## AIM
Pull every line that holds the word "this" from the entries.

>> START EXERCISE MATERIALS

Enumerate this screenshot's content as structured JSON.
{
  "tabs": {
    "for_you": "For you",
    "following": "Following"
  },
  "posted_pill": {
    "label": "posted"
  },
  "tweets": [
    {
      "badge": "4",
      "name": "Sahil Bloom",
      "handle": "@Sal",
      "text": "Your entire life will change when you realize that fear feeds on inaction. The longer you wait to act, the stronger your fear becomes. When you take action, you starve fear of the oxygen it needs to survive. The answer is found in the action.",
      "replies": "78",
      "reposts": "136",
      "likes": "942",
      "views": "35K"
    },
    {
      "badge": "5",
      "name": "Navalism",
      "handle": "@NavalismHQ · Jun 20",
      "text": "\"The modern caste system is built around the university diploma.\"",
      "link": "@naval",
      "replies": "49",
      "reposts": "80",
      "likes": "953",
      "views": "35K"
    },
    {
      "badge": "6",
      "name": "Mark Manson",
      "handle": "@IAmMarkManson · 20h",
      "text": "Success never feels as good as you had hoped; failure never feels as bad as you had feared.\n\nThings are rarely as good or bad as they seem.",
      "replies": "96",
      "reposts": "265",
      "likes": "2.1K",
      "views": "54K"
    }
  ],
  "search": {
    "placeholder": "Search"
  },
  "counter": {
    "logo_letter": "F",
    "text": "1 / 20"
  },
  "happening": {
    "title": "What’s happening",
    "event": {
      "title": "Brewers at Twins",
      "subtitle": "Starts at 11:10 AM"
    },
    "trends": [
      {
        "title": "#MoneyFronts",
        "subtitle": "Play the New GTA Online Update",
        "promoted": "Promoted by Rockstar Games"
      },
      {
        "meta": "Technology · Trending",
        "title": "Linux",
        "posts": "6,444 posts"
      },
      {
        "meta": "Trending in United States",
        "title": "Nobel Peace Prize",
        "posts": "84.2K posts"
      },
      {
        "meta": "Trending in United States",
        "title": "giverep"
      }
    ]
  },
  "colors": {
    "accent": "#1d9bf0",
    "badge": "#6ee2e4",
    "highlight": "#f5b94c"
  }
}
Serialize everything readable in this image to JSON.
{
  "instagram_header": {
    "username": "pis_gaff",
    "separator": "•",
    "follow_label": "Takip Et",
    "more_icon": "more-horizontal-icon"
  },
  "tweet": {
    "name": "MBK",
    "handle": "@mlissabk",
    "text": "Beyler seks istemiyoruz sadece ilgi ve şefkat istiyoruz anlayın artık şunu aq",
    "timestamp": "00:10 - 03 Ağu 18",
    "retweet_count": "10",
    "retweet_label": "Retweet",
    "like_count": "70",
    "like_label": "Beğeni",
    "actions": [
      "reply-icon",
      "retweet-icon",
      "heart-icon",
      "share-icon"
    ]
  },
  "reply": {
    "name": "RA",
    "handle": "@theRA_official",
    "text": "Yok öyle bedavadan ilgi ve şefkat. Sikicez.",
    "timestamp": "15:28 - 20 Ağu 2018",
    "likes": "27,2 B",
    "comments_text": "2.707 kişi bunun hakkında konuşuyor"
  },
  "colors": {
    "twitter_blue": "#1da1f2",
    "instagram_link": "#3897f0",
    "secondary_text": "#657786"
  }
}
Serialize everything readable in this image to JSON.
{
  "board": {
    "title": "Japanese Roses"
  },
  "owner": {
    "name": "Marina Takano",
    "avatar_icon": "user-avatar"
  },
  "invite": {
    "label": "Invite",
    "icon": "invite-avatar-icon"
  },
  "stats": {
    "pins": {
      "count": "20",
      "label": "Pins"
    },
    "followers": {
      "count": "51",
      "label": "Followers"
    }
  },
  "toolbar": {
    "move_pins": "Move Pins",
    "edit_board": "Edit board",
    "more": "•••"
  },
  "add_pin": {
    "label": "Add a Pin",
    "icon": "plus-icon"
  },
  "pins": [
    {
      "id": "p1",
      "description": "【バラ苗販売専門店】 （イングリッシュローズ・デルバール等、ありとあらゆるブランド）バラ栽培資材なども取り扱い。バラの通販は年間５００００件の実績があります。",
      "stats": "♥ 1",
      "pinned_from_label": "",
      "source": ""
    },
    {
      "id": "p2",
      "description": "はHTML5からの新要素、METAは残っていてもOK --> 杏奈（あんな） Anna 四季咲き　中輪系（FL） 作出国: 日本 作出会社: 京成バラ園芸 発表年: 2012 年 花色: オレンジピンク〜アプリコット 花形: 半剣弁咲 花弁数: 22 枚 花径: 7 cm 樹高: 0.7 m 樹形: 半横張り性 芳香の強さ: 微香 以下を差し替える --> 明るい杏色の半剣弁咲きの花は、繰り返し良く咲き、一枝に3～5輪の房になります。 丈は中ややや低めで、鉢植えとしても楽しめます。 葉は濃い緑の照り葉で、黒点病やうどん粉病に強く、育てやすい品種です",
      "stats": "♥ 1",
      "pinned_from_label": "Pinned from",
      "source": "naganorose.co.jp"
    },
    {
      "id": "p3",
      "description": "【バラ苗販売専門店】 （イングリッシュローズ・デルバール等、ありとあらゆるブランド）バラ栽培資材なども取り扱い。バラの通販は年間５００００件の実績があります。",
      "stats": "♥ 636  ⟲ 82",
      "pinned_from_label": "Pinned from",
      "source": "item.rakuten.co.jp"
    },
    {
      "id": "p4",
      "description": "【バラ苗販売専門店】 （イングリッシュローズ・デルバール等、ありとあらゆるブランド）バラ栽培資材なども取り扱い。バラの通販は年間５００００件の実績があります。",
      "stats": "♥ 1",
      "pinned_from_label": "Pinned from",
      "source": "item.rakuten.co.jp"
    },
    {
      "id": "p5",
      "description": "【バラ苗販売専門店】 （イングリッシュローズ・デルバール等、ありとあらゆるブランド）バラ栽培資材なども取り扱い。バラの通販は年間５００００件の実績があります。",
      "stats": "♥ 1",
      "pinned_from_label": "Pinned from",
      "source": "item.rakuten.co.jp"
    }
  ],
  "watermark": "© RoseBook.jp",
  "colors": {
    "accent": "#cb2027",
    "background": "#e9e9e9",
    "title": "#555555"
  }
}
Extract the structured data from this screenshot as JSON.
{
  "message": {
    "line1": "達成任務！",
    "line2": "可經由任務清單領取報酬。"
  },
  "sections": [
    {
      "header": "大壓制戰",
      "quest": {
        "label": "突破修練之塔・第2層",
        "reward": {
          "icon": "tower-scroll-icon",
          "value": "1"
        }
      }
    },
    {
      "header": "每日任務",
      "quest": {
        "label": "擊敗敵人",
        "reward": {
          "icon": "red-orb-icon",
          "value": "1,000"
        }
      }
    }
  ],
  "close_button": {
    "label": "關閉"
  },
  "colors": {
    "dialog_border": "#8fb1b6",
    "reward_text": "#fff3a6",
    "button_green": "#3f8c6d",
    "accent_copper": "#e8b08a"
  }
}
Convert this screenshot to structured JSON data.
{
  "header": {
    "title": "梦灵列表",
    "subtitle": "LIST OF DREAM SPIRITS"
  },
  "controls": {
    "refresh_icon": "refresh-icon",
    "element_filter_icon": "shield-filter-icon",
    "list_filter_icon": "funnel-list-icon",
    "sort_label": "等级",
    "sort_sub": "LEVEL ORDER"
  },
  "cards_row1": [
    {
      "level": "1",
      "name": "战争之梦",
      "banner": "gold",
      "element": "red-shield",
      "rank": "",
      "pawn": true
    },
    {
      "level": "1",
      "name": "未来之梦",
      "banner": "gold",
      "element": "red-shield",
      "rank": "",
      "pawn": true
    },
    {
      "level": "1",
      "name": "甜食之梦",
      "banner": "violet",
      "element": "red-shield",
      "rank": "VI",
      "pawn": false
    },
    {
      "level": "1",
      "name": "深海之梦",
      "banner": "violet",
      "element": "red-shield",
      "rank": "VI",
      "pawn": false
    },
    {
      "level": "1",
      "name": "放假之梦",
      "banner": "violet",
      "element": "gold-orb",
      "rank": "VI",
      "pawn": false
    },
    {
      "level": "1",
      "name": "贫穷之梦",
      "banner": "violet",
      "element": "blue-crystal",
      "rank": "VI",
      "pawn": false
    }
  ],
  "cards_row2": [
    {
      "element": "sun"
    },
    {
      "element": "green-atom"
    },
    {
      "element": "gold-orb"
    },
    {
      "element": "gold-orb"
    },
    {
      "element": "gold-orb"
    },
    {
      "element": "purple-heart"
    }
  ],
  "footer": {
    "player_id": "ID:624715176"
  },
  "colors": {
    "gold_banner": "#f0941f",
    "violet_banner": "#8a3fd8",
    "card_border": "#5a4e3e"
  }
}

>> END EXERCISE MATERIALS

## COMPLETE RESPONSE
Enumerate this screenshot's content as structured JSON.
Serialize everything readable in this image to JSON.
Serialize everything readable in this image to JSON.
Extract the structured data from this screenshot as JSON.
Convert this screenshot to structured JSON data.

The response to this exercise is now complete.